[Data items]
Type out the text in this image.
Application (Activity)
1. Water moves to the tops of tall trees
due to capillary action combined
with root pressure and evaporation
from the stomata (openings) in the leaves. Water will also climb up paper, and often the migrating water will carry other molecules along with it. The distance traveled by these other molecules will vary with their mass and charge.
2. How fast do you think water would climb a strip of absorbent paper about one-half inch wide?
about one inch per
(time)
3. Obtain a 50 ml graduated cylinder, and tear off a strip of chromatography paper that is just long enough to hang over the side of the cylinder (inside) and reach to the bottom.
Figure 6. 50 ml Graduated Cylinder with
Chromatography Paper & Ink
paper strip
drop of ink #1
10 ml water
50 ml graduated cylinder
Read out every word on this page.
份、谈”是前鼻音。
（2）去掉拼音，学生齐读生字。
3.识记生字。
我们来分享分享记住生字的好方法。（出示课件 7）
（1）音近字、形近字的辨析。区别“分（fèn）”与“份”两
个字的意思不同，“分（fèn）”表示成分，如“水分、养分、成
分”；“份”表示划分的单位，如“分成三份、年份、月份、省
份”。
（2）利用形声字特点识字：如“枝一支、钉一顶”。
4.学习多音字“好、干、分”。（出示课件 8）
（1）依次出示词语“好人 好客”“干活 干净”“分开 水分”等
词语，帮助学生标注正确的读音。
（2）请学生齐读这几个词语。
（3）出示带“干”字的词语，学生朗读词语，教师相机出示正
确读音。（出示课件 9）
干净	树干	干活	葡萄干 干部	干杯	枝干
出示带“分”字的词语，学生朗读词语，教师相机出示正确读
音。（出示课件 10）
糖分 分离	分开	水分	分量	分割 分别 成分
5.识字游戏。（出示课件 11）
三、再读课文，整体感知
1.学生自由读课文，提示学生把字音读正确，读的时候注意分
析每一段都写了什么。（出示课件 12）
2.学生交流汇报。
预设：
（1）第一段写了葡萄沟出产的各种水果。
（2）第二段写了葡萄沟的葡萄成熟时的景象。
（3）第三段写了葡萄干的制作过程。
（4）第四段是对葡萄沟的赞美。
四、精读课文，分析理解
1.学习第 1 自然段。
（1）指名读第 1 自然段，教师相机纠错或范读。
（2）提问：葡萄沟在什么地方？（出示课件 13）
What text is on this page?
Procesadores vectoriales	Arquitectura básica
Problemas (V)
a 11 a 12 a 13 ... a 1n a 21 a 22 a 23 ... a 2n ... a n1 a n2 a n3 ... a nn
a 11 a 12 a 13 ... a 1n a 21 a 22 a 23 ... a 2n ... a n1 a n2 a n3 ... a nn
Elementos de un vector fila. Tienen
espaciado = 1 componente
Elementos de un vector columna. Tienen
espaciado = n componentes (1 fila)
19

STATED EXERCISE:
Look through the records and gather every line containing "strip".

EXERCISE RESULT:
2. How fast do you think water would climb a strip of absorbent paper about one-half inch wide?
3. Obtain a 50 ml graduated cylinder, and tear off a strip of chromatography paper that is just long enough to hang over the side of the cylinder (inside) and reach to the bottom.
paper strip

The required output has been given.